Given information:
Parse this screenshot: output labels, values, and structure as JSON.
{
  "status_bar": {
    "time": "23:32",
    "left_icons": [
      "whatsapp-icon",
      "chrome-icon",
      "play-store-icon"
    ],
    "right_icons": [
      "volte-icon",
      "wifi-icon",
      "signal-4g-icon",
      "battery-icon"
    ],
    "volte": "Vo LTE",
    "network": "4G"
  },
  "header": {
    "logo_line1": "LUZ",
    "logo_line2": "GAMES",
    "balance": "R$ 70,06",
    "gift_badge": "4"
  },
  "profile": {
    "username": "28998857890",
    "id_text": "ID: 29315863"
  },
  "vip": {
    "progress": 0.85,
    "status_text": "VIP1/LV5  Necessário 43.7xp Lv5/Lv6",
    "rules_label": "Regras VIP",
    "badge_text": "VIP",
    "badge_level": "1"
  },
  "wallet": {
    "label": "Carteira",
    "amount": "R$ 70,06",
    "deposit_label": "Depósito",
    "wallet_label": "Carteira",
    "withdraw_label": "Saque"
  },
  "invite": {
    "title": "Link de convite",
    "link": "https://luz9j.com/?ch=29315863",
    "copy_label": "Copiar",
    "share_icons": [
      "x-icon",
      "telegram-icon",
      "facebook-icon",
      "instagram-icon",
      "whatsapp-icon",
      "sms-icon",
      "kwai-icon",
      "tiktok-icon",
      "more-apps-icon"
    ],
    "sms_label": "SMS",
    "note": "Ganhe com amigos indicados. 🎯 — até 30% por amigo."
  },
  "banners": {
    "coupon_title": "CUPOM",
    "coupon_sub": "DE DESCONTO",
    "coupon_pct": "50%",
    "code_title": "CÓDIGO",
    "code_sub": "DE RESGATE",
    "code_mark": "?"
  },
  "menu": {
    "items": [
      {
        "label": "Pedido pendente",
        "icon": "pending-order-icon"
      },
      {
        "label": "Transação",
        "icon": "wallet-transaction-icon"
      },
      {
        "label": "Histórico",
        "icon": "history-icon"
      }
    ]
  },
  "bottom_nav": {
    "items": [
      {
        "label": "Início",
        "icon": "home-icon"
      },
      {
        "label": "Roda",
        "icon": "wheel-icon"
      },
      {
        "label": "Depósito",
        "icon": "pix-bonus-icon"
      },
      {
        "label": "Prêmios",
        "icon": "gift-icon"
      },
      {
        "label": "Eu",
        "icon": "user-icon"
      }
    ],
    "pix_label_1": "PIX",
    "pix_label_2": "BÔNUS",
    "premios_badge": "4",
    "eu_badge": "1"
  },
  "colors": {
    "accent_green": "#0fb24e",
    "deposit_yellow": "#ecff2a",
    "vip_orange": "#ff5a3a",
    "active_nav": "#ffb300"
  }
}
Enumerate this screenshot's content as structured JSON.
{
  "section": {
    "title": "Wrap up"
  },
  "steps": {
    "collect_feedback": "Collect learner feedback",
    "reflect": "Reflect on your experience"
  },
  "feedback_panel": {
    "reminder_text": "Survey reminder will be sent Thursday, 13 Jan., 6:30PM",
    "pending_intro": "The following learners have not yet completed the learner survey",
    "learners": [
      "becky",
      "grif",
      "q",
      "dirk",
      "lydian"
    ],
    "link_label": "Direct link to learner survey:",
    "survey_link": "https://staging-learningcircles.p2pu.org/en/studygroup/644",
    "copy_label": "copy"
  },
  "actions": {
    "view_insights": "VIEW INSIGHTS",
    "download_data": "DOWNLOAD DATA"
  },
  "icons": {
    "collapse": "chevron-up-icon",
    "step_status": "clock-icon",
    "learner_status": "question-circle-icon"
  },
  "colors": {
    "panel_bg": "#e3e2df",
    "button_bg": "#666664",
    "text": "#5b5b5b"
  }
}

Required work:
Pick each line holding the word "screenshot" out of the data and copy it.

Result:
Parse this screenshot: output labels, values, and structure as JSON.
Enumerate this screenshot's content as structured JSON.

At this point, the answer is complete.